• [Task objective] Lift every line from the entries that includes the word "payable".

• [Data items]

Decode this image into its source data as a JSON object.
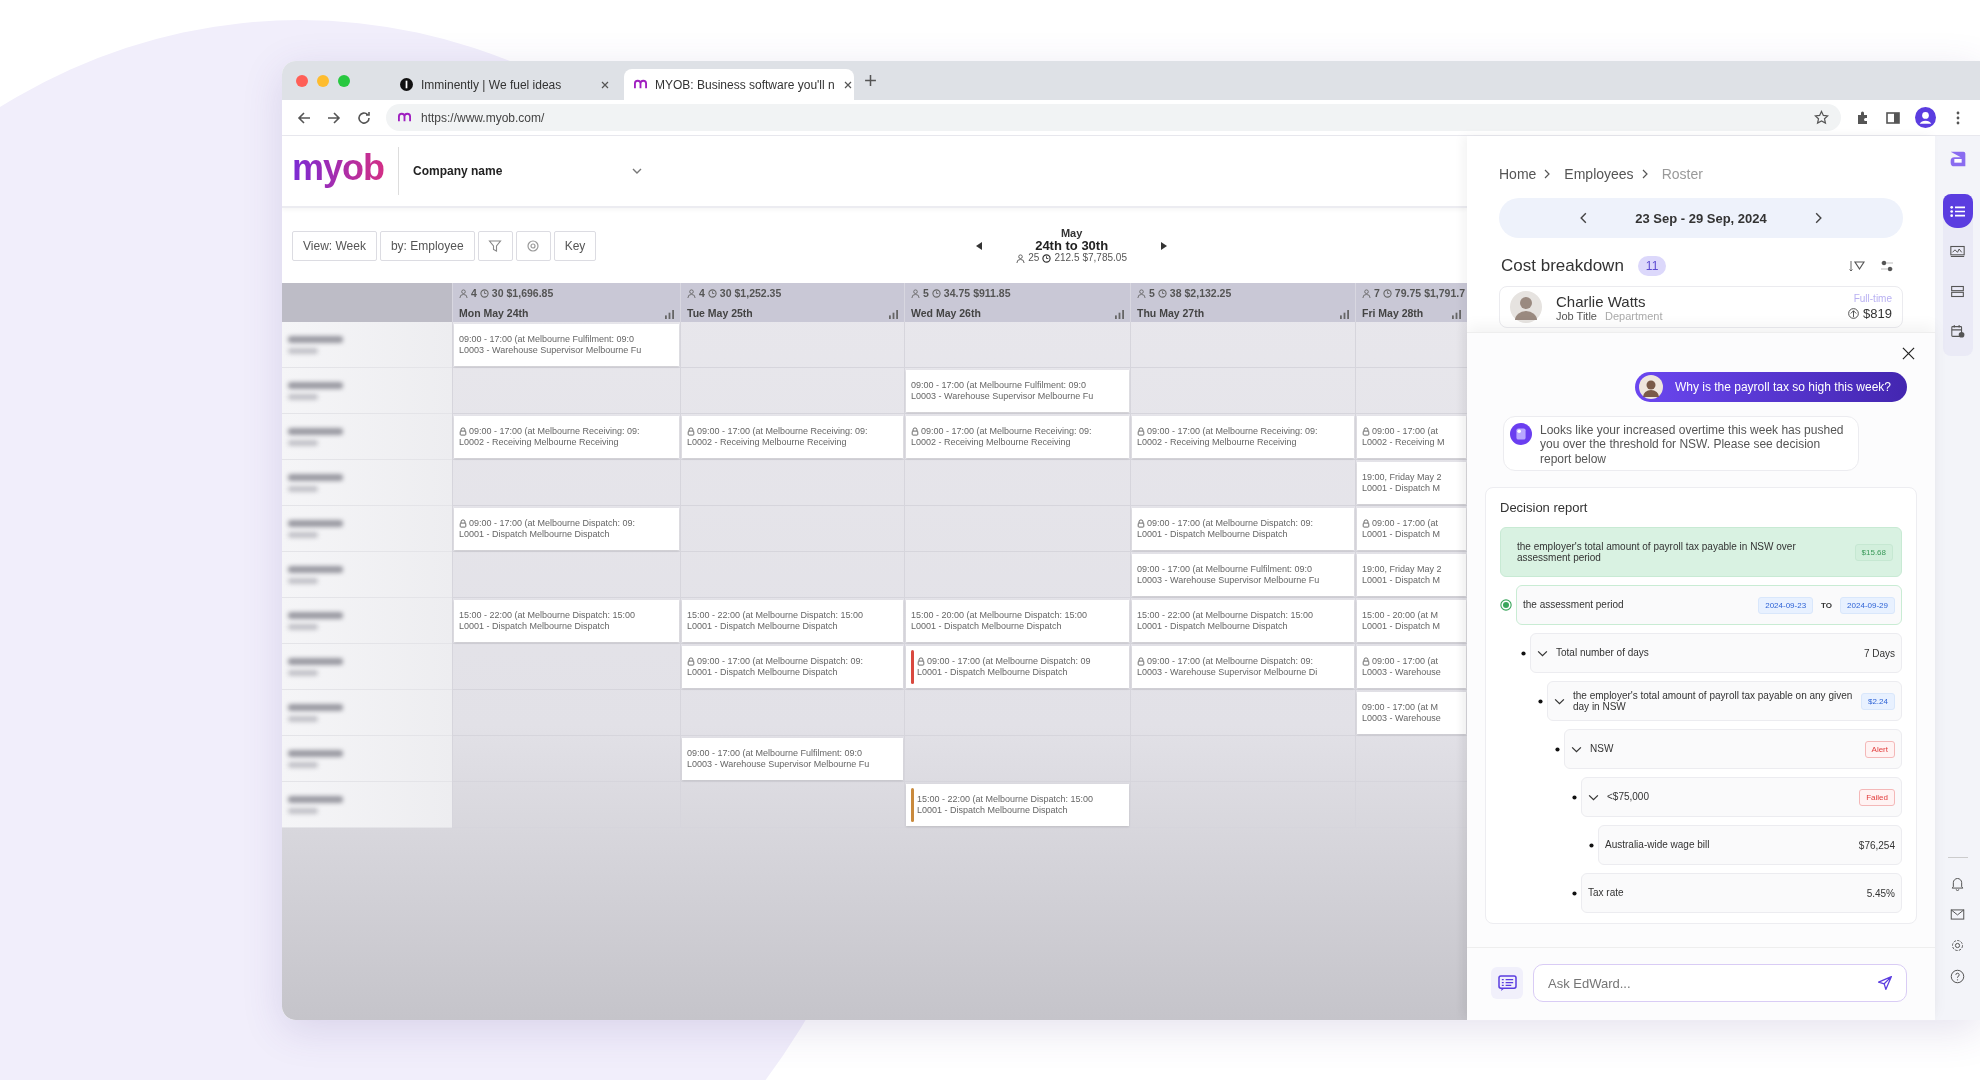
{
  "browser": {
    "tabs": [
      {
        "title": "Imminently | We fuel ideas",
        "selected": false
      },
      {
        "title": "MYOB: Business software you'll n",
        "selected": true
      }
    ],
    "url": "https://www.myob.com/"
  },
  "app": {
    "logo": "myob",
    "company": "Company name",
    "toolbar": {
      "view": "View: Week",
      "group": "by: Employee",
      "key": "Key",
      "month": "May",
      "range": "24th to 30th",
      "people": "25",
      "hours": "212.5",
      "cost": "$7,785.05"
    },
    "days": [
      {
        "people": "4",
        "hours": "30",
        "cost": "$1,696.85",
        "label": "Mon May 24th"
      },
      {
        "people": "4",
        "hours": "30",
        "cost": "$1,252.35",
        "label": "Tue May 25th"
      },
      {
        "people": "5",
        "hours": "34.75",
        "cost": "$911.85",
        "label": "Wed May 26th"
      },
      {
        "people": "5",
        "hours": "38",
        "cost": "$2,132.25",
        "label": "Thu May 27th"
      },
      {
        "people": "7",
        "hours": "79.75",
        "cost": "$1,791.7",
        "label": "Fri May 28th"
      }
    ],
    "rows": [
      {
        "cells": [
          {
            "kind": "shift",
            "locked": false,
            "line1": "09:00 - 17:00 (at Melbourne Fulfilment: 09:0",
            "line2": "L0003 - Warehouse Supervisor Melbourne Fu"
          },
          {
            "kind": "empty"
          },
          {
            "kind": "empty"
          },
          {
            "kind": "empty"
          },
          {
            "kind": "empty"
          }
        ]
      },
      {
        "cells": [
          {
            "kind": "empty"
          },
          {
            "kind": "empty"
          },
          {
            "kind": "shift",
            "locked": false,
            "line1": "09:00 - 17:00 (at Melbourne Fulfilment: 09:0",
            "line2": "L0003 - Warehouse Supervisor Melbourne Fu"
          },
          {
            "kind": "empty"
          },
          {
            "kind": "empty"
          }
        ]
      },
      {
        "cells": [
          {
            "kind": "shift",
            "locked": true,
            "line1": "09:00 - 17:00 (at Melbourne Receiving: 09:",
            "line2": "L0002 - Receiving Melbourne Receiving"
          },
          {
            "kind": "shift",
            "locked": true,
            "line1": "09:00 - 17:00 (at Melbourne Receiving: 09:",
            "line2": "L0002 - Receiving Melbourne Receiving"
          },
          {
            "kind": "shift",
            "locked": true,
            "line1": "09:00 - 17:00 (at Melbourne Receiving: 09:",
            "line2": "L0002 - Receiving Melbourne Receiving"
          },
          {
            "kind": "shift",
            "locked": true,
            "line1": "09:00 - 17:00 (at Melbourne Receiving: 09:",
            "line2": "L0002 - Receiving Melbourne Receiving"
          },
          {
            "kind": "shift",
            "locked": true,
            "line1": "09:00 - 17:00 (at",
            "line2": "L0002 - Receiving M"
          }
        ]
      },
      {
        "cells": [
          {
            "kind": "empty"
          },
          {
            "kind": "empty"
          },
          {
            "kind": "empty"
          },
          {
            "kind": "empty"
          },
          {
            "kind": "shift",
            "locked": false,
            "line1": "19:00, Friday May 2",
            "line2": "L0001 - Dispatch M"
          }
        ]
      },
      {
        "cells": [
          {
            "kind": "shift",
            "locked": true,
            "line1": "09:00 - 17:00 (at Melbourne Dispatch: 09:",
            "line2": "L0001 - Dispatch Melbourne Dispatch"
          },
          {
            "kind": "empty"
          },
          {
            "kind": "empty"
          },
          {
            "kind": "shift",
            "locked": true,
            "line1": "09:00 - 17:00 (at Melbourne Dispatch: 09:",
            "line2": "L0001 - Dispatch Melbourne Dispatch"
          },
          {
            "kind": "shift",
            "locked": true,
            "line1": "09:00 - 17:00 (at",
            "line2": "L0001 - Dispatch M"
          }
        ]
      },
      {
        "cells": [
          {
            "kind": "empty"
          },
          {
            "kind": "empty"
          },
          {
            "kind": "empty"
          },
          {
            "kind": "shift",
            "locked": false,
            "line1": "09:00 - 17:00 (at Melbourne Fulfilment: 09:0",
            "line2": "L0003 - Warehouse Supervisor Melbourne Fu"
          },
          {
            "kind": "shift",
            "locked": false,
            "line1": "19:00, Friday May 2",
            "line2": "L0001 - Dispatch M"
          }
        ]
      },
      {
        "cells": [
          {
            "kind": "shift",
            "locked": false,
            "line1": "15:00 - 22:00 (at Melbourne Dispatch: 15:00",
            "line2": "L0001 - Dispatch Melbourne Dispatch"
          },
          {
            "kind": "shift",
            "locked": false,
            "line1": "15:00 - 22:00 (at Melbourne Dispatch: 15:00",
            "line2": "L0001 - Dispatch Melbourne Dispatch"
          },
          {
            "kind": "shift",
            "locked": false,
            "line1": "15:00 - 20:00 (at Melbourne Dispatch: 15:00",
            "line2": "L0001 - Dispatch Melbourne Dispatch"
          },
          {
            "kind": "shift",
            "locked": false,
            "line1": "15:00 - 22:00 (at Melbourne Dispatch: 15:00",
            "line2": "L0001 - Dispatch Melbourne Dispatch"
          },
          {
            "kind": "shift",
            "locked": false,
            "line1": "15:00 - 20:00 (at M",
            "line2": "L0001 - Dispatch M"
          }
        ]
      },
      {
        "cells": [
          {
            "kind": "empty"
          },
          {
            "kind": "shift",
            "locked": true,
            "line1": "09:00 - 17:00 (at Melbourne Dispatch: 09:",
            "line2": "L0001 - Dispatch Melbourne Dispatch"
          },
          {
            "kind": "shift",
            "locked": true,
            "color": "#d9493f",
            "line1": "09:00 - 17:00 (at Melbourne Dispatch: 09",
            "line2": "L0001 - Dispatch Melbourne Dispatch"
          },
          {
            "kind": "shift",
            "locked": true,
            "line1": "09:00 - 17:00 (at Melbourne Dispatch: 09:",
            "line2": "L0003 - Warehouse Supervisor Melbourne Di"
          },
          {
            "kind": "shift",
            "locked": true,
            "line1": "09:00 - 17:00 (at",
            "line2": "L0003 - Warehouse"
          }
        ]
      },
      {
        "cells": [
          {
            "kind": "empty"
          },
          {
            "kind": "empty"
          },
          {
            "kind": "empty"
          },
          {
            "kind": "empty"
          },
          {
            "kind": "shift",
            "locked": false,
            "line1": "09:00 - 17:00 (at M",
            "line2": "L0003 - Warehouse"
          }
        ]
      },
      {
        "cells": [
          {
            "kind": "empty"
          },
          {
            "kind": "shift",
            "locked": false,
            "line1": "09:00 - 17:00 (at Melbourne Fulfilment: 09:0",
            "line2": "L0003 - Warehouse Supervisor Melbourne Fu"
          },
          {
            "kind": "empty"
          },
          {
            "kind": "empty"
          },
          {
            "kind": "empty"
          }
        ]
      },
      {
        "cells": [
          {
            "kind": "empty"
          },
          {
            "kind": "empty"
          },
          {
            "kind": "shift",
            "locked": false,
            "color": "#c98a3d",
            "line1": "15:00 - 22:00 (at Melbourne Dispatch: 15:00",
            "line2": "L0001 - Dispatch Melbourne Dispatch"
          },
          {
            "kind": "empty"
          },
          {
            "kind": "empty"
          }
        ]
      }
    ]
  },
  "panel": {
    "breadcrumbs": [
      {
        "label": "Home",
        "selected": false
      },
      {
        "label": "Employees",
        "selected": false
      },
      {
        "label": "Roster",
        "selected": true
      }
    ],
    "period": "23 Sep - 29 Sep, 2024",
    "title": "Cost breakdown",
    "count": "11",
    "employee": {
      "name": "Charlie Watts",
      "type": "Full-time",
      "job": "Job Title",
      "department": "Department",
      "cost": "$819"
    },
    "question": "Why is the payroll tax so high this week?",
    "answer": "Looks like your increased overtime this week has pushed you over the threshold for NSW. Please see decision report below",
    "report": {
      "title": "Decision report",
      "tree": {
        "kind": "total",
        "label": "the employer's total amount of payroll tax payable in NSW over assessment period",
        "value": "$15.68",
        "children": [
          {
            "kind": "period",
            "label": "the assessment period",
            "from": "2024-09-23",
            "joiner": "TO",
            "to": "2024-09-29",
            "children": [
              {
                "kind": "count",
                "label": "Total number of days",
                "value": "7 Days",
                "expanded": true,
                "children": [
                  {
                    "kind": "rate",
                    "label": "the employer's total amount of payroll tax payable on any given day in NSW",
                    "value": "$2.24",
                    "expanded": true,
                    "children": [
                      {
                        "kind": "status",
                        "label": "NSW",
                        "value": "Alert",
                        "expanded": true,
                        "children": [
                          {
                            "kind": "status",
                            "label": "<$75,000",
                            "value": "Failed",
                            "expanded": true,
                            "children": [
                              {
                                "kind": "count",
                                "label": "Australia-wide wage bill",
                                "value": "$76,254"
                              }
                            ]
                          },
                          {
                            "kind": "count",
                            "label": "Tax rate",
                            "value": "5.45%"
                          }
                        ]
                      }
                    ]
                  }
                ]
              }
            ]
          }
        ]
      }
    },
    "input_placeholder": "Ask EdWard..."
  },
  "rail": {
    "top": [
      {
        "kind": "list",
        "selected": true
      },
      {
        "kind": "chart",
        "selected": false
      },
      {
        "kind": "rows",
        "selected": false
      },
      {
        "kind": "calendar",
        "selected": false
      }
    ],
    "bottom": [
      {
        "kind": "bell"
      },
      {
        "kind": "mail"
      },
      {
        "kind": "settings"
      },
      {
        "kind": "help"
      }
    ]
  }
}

• [Response to the task]
        "label": "the employer's total amount of payroll tax payable in NSW over assessment period",
                    "label": "the employer's total amount of payroll tax payable on any given day in NSW",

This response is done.